#### What you should do
Find each line with "Evolutionary" and copy it.
>> Start
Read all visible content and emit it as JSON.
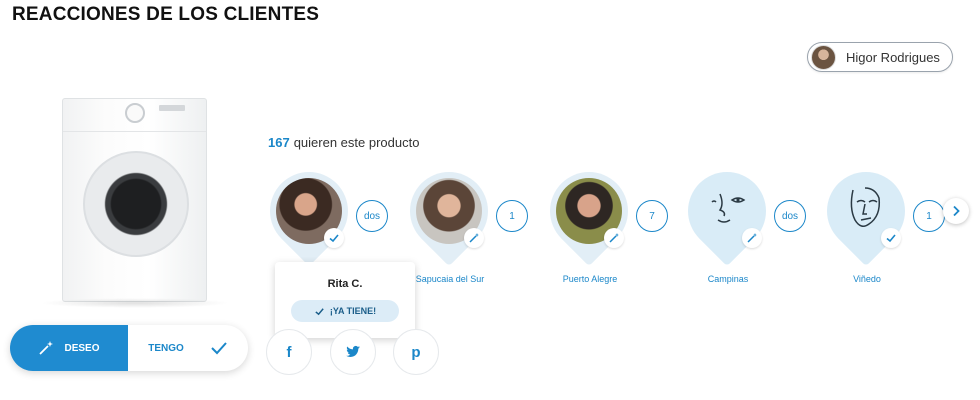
{
  "page": {
    "title": "REACCIONES DE LOS CLIENTES"
  },
  "user": {
    "name": "Higor Rodrigues"
  },
  "product": {
    "want_count": "167",
    "want_text": "quieren este producto"
  },
  "reactions": [
    {
      "city": "",
      "count": "dos",
      "badge_icon": "check-icon",
      "tooltip": {
        "name": "Rita C.",
        "tag": "¡YA TIENE!"
      }
    },
    {
      "city": "Sapucaia del Sur",
      "count": "1",
      "badge_icon": "magic-wand-icon"
    },
    {
      "city": "Puerto Alegre",
      "count": "7",
      "badge_icon": "magic-wand-icon"
    },
    {
      "city": "Campinas",
      "count": "dos",
      "badge_icon": "magic-wand-icon"
    },
    {
      "city": "Viñedo",
      "count": "1",
      "badge_icon": "check-icon"
    }
  ],
  "actions": {
    "deseo_label": "DESEO",
    "tengo_label": "TENGO"
  },
  "share": {
    "facebook": "f",
    "twitter": "twitter-bird-icon",
    "pinterest": "p"
  },
  "colors": {
    "accent": "#1f8bd0",
    "accent_text": "#1b87c9",
    "bubble": "#e2eef6"
  }
}
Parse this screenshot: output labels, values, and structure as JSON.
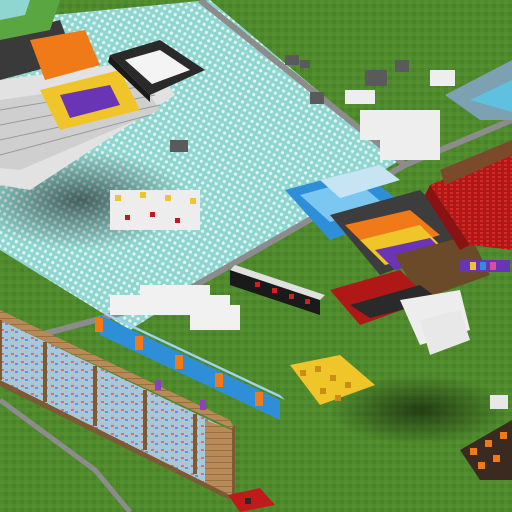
{
  "scene": {
    "view": "isometric-voxel-world",
    "palette": {
      "grass": "#4f8a2c",
      "grass_dark": "#3f7422",
      "road": "#8c8c8c",
      "road_edge": "#6f6f6f",
      "plaza": "#8fd6d0",
      "plaza_grid": "#d9f2ef",
      "wood": "#b88a57",
      "wood_dark": "#7b5a34",
      "quartz": "#e9e9e9",
      "redstone": "#c01b1b",
      "gold": "#f0c52a",
      "lapis": "#2e8fd8",
      "purple": "#6a35b5",
      "orange": "#f07a18",
      "coal": "#2a2a2a",
      "glass": "#cfe7f7"
    }
  }
}
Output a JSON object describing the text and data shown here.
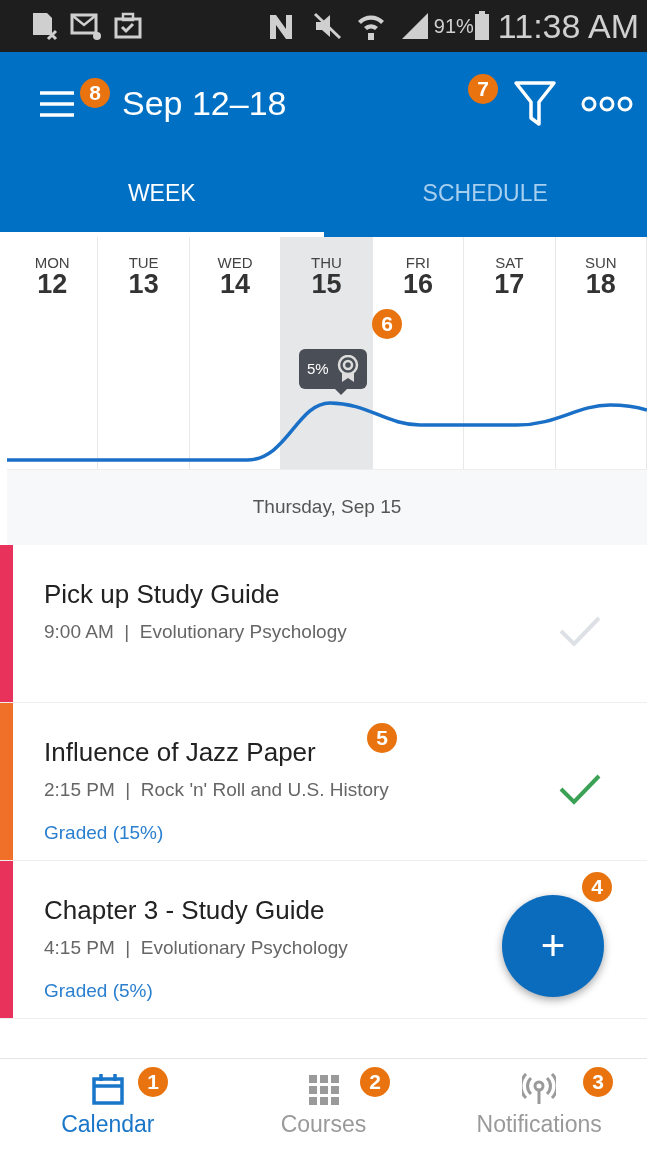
{
  "status_bar": {
    "battery": "91%",
    "time": "11:38 AM"
  },
  "app_bar": {
    "title": "Sep 12–18",
    "menu_callout": "8",
    "filter_callout": "7"
  },
  "tabs": [
    {
      "label": "WEEK",
      "selected": true
    },
    {
      "label": "SCHEDULE",
      "selected": false
    }
  ],
  "week": {
    "days": [
      {
        "weekday": "MON",
        "date": "12",
        "selected": false
      },
      {
        "weekday": "TUE",
        "date": "13",
        "selected": false
      },
      {
        "weekday": "WED",
        "date": "14",
        "selected": false
      },
      {
        "weekday": "THU",
        "date": "15",
        "selected": true
      },
      {
        "weekday": "FRI",
        "date": "16",
        "selected": false
      },
      {
        "weekday": "SAT",
        "date": "17",
        "selected": false
      },
      {
        "weekday": "SUN",
        "date": "18",
        "selected": false
      }
    ],
    "tooltip": "5%",
    "callout": "6"
  },
  "day_header": "Thursday, Sep 15",
  "events": [
    {
      "title": "Pick up Study Guide",
      "details": "9:00 AM  |  Evolutionary Psychology",
      "color": "#e8315b",
      "checked": false
    },
    {
      "title": "Influence of Jazz Paper",
      "details": "2:15 PM  |  Rock 'n' Roll and U.S. History",
      "color": "#f0702a",
      "checked": true,
      "graded": "Graded (15%)",
      "callout": "5"
    },
    {
      "title": "Chapter 3 - Study Guide",
      "details": "4:15 PM  |  Evolutionary Psychology",
      "color": "#e8315b",
      "graded": "Graded (5%)"
    }
  ],
  "fab": {
    "label": "+",
    "callout": "4"
  },
  "bottom_nav": [
    {
      "label": "Calendar",
      "selected": true,
      "callout": "1"
    },
    {
      "label": "Courses",
      "selected": false,
      "callout": "2"
    },
    {
      "label": "Notifications",
      "selected": false,
      "callout": "3"
    }
  ]
}
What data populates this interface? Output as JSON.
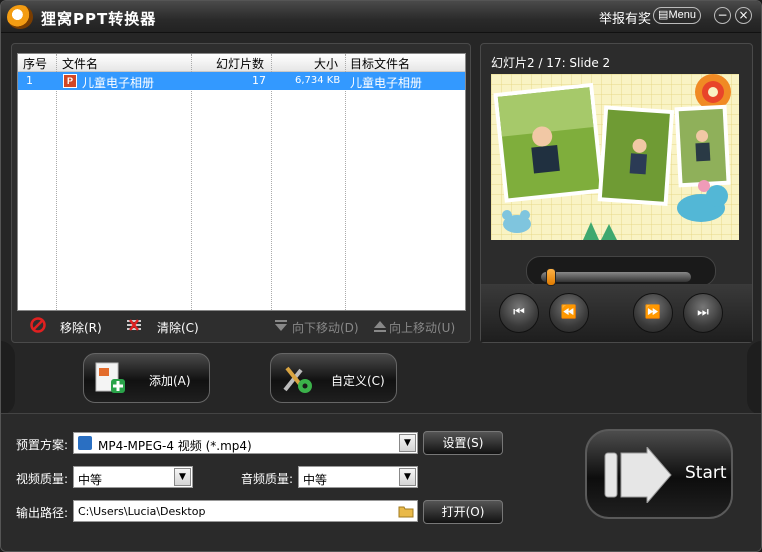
{
  "titlebar": {
    "title": "狸窝PPT转换器",
    "report": "举报有奖",
    "menu": "Menu",
    "minimize": "−",
    "close": "×"
  },
  "file_list": {
    "columns": [
      "序号",
      "文件名",
      "幻灯片数",
      "大小",
      "目标文件名"
    ],
    "rows": [
      {
        "index": "1",
        "file_name": "儿童电子相册",
        "slides": "17",
        "size": "6,734 KB",
        "target_name": "儿童电子相册"
      }
    ],
    "actions": {
      "remove": "移除(R)",
      "clear": "清除(C)",
      "move_down": "向下移动(D)",
      "move_up": "向上移动(U)"
    }
  },
  "preview": {
    "caption": "幻灯片2 / 17: Slide 2",
    "progress": 0.02
  },
  "buttons": {
    "add": "添加(A)",
    "customize": "自定义(C)"
  },
  "settings": {
    "preset_label": "预置方案:",
    "preset_value": "MP4-MPEG-4 视频 (*.mp4)",
    "settings_button": "设置(S)",
    "video_quality_label": "视频质量:",
    "video_quality_value": "中等",
    "audio_quality_label": "音频质量:",
    "audio_quality_value": "中等",
    "output_path_label": "输出路径:",
    "output_path_value": "C:\\Users\\Lucia\\Desktop",
    "open_button": "打开(O)",
    "start": "Start"
  },
  "colors": {
    "selection": "#3399ff",
    "ppt_icon": "#d24726",
    "knob": "#f39c12"
  }
}
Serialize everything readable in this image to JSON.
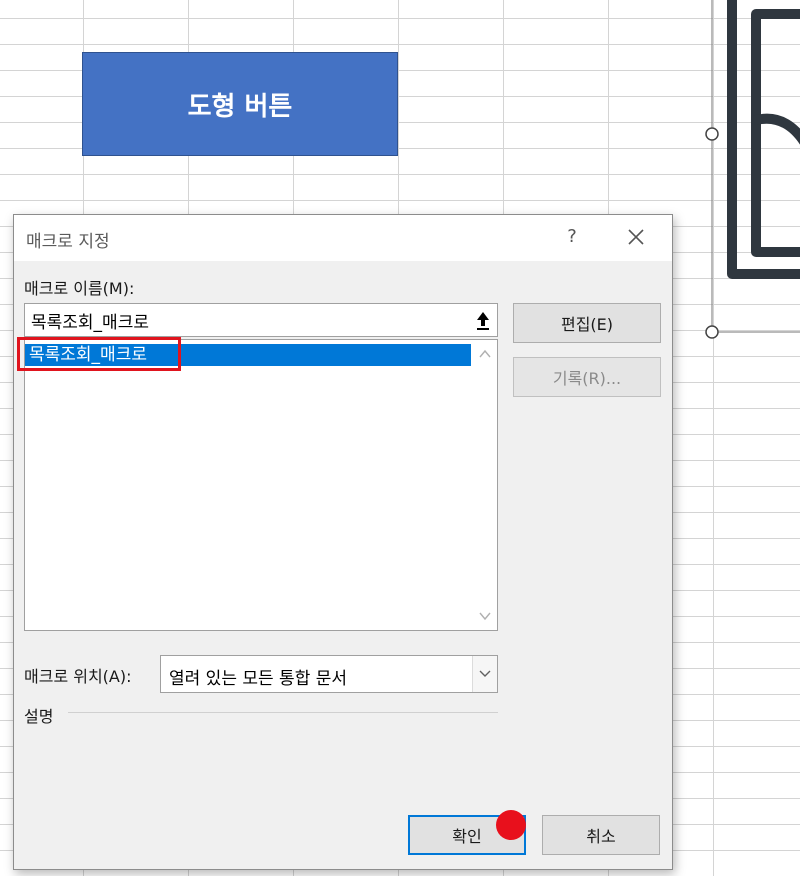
{
  "sheet": {
    "shape_button_label": "도형 버튼"
  },
  "dialog": {
    "title": "매크로 지정",
    "help_label": "?",
    "macro_name_label": "매크로 이름(M):",
    "macro_name_value": "목록조회_매크로",
    "macro_list": [
      "목록조회_매크로"
    ],
    "edit_button": "편집(E)",
    "record_button": "기록(R)...",
    "location_label": "매크로 위치(A):",
    "location_value": "열려 있는 모든 통합 문서",
    "description_label": "설명",
    "ok_button": "확인",
    "cancel_button": "취소"
  },
  "colors": {
    "shape_fill": "#4472c4",
    "selection": "#0078d7",
    "highlight": "#e0141e",
    "cursor_marker": "#e8101c"
  }
}
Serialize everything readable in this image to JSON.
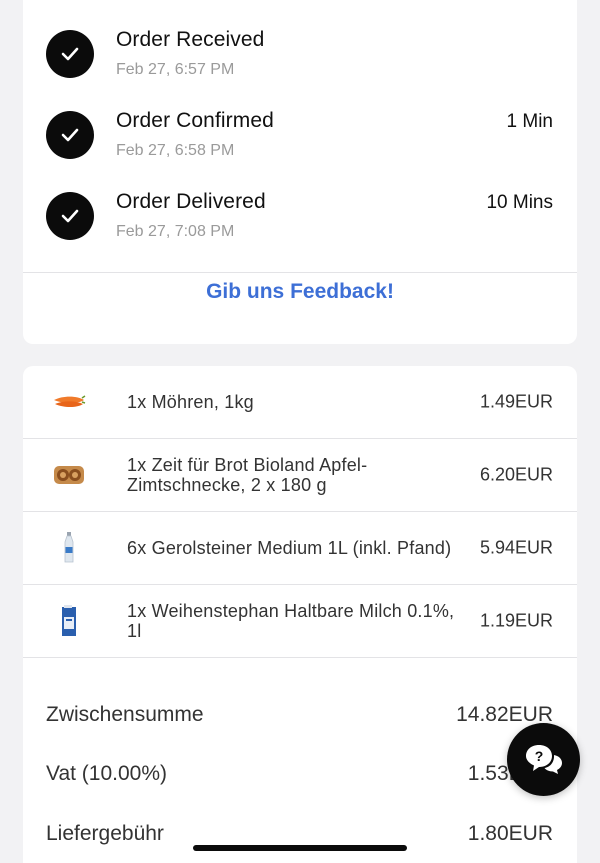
{
  "status": {
    "steps": [
      {
        "title": "Order Received",
        "time": "Feb 27, 6:57 PM",
        "duration": ""
      },
      {
        "title": "Order Confirmed",
        "time": "Feb 27, 6:58 PM",
        "duration": "1 Min"
      },
      {
        "title": "Order Delivered",
        "time": "Feb 27, 7:08 PM",
        "duration": "10 Mins"
      }
    ],
    "feedback_label": "Gib uns Feedback!"
  },
  "items": [
    {
      "name": "1x Möhren, 1kg",
      "price": "1.49EUR",
      "icon": "carrot-icon"
    },
    {
      "name": "1x Zeit für Brot Bioland Apfel-Zimtschnecke, 2 x 180 g",
      "price": "6.20EUR",
      "icon": "pastry-icon"
    },
    {
      "name": "6x Gerolsteiner Medium 1L (inkl. Pfand)",
      "price": "5.94EUR",
      "icon": "water-bottle-icon"
    },
    {
      "name": "1x Weihenstephan Haltbare Milch 0.1%, 1l",
      "price": "1.19EUR",
      "icon": "milk-carton-icon"
    }
  ],
  "summary": {
    "subtotal_label": "Zwischensumme",
    "subtotal_value": "14.82EUR",
    "vat_label": "Vat (10.00%)",
    "vat_value": "1.53EUR",
    "delivery_label": "Liefergebühr",
    "delivery_value": "1.80EUR"
  },
  "colors": {
    "accent": "#3d6fd6",
    "check_bg": "#0b0b0b"
  }
}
>> End
#### Result for this exercise
      "details": "9:00 AM  |  Evolutionary Psychology",
      "details": "4:15 PM  |  Evolutionary Psychology",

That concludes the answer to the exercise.